_Exercise task_
Set the listing down unchanged, minus every embedded image.

_Data_
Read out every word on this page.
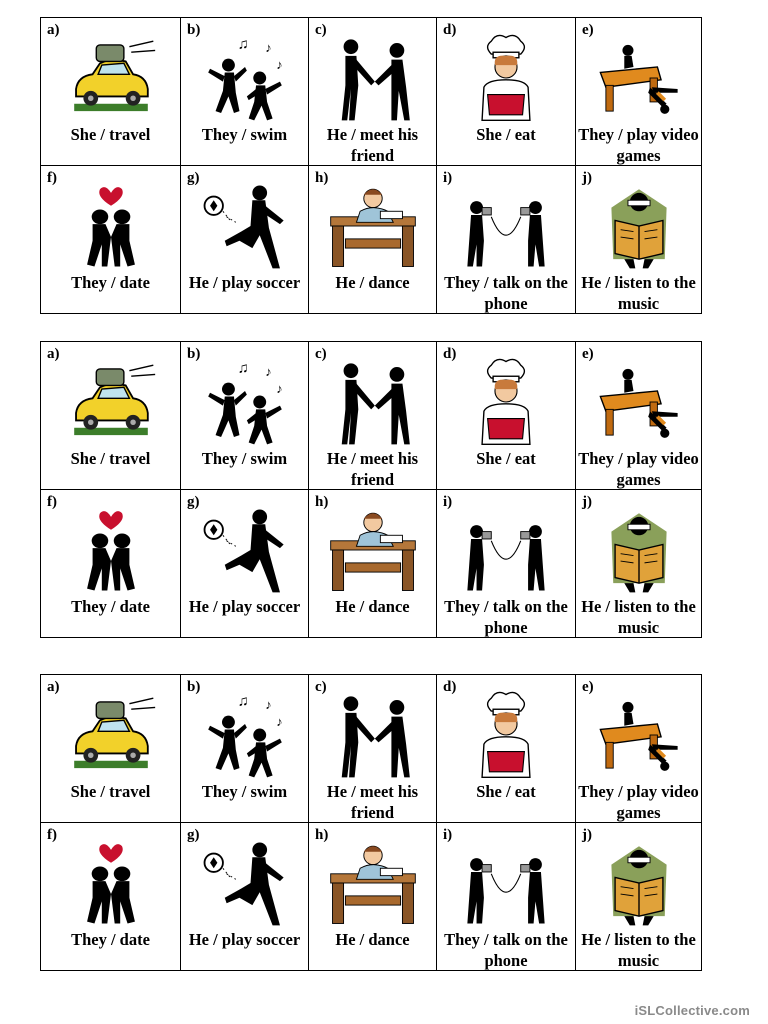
a)
She / travel
b)
♫ ♪
♪
They / swim
c)
He / meet his friend
d)
She / eat
e)
They / play video games
f)
They / date
g)
He / play soccer
h)
He / dance
i)
They / talk on the phone
j)
He / listen to the music
a)
She / travel
b)
♫ ♪
♪
They / swim
c)
He / meet his friend
d)
She / eat
e)
They / play video games
f)
They / date
g)
He / play soccer
h)
He / dance
i)
They / talk on the phone
j)
He / listen to the music
a)
She / travel
b)
♫ ♪
♪
They / swim
c)
He / meet his friend
d)
She / eat
e)
They / play video games
f)
They / date
g)
He / play soccer
h)
He / dance
i)
They / talk on the phone
j)
He / listen to the music
iSLCollective.com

_Complete response_
Read out every word on this page.
a)
She / travel
b)
♫ ♪
♪
They / swim
c)
He / meet his friend
d)
She / eat
e)
They / play video games
f)
They / date
g)
He / play soccer
h)
He / dance
i)
They / talk on the phone
j)
He / listen to the music
a)
She / travel
b)
♫ ♪
♪
They / swim
c)
He / meet his friend
d)
She / eat
e)
They / play video games
f)
They / date
g)
He / play soccer
h)
He / dance
i)
They / talk on the phone
j)
He / listen to the music
a)
She / travel
b)
♫ ♪
♪
They / swim
c)
He / meet his friend
d)
She / eat
e)
They / play video games
f)
They / date
g)
He / play soccer
h)
He / dance
i)
They / talk on the phone
j)
He / listen to the music
iSLCollective.com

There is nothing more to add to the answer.